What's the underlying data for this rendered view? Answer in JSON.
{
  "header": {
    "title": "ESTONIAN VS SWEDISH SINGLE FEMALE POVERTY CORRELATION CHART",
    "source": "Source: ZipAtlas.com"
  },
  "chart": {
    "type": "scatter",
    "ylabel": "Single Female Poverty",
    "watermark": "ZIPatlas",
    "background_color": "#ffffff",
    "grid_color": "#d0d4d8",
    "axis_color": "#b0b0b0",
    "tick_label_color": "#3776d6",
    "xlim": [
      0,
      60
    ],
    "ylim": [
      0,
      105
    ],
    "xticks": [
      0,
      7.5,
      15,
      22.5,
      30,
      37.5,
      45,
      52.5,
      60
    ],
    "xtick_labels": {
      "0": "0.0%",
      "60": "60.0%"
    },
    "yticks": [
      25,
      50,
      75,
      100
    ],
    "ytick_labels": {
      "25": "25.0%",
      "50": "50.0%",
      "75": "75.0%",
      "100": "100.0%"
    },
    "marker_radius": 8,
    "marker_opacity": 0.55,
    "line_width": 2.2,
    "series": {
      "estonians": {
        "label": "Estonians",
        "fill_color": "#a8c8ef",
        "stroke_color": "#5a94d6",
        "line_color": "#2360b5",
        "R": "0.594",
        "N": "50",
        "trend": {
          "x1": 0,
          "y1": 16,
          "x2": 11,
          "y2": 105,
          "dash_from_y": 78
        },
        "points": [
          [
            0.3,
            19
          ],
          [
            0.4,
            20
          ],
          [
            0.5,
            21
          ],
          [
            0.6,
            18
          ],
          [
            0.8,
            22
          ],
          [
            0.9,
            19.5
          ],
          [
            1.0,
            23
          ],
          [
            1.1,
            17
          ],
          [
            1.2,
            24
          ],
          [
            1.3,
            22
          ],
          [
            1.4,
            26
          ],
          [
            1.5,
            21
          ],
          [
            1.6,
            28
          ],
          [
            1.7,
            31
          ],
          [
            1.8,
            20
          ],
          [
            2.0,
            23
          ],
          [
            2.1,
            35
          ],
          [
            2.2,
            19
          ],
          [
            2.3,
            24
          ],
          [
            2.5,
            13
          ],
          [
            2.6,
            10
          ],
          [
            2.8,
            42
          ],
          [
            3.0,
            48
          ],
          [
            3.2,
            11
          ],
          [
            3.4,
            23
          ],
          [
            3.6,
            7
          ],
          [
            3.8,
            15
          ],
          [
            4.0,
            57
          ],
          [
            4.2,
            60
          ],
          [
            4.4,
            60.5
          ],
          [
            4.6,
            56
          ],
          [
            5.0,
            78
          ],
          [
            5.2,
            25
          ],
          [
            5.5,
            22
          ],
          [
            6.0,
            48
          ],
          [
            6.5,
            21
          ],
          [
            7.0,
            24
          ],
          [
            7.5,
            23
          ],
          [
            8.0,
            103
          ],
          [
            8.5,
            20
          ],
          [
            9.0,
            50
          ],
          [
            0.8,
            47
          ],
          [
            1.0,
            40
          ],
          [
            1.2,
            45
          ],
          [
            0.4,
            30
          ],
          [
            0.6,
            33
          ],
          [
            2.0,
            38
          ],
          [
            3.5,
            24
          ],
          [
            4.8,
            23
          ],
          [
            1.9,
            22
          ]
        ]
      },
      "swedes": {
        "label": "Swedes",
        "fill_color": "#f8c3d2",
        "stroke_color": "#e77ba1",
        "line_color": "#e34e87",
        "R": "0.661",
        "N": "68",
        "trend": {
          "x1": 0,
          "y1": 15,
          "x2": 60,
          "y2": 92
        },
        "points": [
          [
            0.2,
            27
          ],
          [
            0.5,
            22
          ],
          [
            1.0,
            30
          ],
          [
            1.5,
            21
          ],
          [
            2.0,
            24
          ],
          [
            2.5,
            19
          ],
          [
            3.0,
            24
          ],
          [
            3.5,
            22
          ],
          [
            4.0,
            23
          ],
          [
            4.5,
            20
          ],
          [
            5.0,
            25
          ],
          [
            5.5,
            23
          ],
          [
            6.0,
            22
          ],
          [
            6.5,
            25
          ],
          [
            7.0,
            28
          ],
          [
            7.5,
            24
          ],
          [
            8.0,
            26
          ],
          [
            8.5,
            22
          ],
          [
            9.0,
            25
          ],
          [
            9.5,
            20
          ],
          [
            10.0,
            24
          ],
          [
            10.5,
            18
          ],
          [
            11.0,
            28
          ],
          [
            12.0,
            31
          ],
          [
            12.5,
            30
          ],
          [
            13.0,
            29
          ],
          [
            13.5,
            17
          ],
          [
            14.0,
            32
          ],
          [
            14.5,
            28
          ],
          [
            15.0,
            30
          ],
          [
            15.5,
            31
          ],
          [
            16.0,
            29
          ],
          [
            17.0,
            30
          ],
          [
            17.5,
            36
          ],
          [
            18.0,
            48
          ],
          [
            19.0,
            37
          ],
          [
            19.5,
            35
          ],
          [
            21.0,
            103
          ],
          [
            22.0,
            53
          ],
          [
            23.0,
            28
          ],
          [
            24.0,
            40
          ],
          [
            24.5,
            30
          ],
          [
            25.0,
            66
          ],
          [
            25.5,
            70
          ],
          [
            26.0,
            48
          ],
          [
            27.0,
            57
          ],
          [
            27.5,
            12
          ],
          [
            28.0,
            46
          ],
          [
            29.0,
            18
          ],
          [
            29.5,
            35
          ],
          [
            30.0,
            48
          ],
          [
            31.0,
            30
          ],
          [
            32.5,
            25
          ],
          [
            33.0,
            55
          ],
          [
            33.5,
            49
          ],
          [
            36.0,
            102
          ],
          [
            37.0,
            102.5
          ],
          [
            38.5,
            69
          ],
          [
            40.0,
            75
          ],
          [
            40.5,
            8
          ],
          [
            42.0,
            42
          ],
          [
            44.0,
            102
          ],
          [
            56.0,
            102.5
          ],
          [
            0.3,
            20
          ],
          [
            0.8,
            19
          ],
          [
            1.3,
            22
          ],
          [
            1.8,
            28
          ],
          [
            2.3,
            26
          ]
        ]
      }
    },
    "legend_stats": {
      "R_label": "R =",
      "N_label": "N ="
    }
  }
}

═══

Every record should be repeated exactly; please leave none out.

What's the underlying data for this rendered view? Answer in JSON.
{
  "header": {
    "title": "ESTONIAN VS SWEDISH SINGLE FEMALE POVERTY CORRELATION CHART",
    "source": "Source: ZipAtlas.com"
  },
  "chart": {
    "type": "scatter",
    "ylabel": "Single Female Poverty",
    "watermark": "ZIPatlas",
    "background_color": "#ffffff",
    "grid_color": "#d0d4d8",
    "axis_color": "#b0b0b0",
    "tick_label_color": "#3776d6",
    "xlim": [
      0,
      60
    ],
    "ylim": [
      0,
      105
    ],
    "xticks": [
      0,
      7.5,
      15,
      22.5,
      30,
      37.5,
      45,
      52.5,
      60
    ],
    "xtick_labels": {
      "0": "0.0%",
      "60": "60.0%"
    },
    "yticks": [
      25,
      50,
      75,
      100
    ],
    "ytick_labels": {
      "25": "25.0%",
      "50": "50.0%",
      "75": "75.0%",
      "100": "100.0%"
    },
    "marker_radius": 8,
    "marker_opacity": 0.55,
    "line_width": 2.2,
    "series": {
      "estonians": {
        "label": "Estonians",
        "fill_color": "#a8c8ef",
        "stroke_color": "#5a94d6",
        "line_color": "#2360b5",
        "R": "0.594",
        "N": "50",
        "trend": {
          "x1": 0,
          "y1": 16,
          "x2": 11,
          "y2": 105,
          "dash_from_y": 78
        },
        "points": [
          [
            0.3,
            19
          ],
          [
            0.4,
            20
          ],
          [
            0.5,
            21
          ],
          [
            0.6,
            18
          ],
          [
            0.8,
            22
          ],
          [
            0.9,
            19.5
          ],
          [
            1.0,
            23
          ],
          [
            1.1,
            17
          ],
          [
            1.2,
            24
          ],
          [
            1.3,
            22
          ],
          [
            1.4,
            26
          ],
          [
            1.5,
            21
          ],
          [
            1.6,
            28
          ],
          [
            1.7,
            31
          ],
          [
            1.8,
            20
          ],
          [
            2.0,
            23
          ],
          [
            2.1,
            35
          ],
          [
            2.2,
            19
          ],
          [
            2.3,
            24
          ],
          [
            2.5,
            13
          ],
          [
            2.6,
            10
          ],
          [
            2.8,
            42
          ],
          [
            3.0,
            48
          ],
          [
            3.2,
            11
          ],
          [
            3.4,
            23
          ],
          [
            3.6,
            7
          ],
          [
            3.8,
            15
          ],
          [
            4.0,
            57
          ],
          [
            4.2,
            60
          ],
          [
            4.4,
            60.5
          ],
          [
            4.6,
            56
          ],
          [
            5.0,
            78
          ],
          [
            5.2,
            25
          ],
          [
            5.5,
            22
          ],
          [
            6.0,
            48
          ],
          [
            6.5,
            21
          ],
          [
            7.0,
            24
          ],
          [
            7.5,
            23
          ],
          [
            8.0,
            103
          ],
          [
            8.5,
            20
          ],
          [
            9.0,
            50
          ],
          [
            0.8,
            47
          ],
          [
            1.0,
            40
          ],
          [
            1.2,
            45
          ],
          [
            0.4,
            30
          ],
          [
            0.6,
            33
          ],
          [
            2.0,
            38
          ],
          [
            3.5,
            24
          ],
          [
            4.8,
            23
          ],
          [
            1.9,
            22
          ]
        ]
      },
      "swedes": {
        "label": "Swedes",
        "fill_color": "#f8c3d2",
        "stroke_color": "#e77ba1",
        "line_color": "#e34e87",
        "R": "0.661",
        "N": "68",
        "trend": {
          "x1": 0,
          "y1": 15,
          "x2": 60,
          "y2": 92
        },
        "points": [
          [
            0.2,
            27
          ],
          [
            0.5,
            22
          ],
          [
            1.0,
            30
          ],
          [
            1.5,
            21
          ],
          [
            2.0,
            24
          ],
          [
            2.5,
            19
          ],
          [
            3.0,
            24
          ],
          [
            3.5,
            22
          ],
          [
            4.0,
            23
          ],
          [
            4.5,
            20
          ],
          [
            5.0,
            25
          ],
          [
            5.5,
            23
          ],
          [
            6.0,
            22
          ],
          [
            6.5,
            25
          ],
          [
            7.0,
            28
          ],
          [
            7.5,
            24
          ],
          [
            8.0,
            26
          ],
          [
            8.5,
            22
          ],
          [
            9.0,
            25
          ],
          [
            9.5,
            20
          ],
          [
            10.0,
            24
          ],
          [
            10.5,
            18
          ],
          [
            11.0,
            28
          ],
          [
            12.0,
            31
          ],
          [
            12.5,
            30
          ],
          [
            13.0,
            29
          ],
          [
            13.5,
            17
          ],
          [
            14.0,
            32
          ],
          [
            14.5,
            28
          ],
          [
            15.0,
            30
          ],
          [
            15.5,
            31
          ],
          [
            16.0,
            29
          ],
          [
            17.0,
            30
          ],
          [
            17.5,
            36
          ],
          [
            18.0,
            48
          ],
          [
            19.0,
            37
          ],
          [
            19.5,
            35
          ],
          [
            21.0,
            103
          ],
          [
            22.0,
            53
          ],
          [
            23.0,
            28
          ],
          [
            24.0,
            40
          ],
          [
            24.5,
            30
          ],
          [
            25.0,
            66
          ],
          [
            25.5,
            70
          ],
          [
            26.0,
            48
          ],
          [
            27.0,
            57
          ],
          [
            27.5,
            12
          ],
          [
            28.0,
            46
          ],
          [
            29.0,
            18
          ],
          [
            29.5,
            35
          ],
          [
            30.0,
            48
          ],
          [
            31.0,
            30
          ],
          [
            32.5,
            25
          ],
          [
            33.0,
            55
          ],
          [
            33.5,
            49
          ],
          [
            36.0,
            102
          ],
          [
            37.0,
            102.5
          ],
          [
            38.5,
            69
          ],
          [
            40.0,
            75
          ],
          [
            40.5,
            8
          ],
          [
            42.0,
            42
          ],
          [
            44.0,
            102
          ],
          [
            56.0,
            102.5
          ],
          [
            0.3,
            20
          ],
          [
            0.8,
            19
          ],
          [
            1.3,
            22
          ],
          [
            1.8,
            28
          ],
          [
            2.3,
            26
          ]
        ]
      }
    },
    "legend_stats": {
      "R_label": "R =",
      "N_label": "N ="
    }
  }
}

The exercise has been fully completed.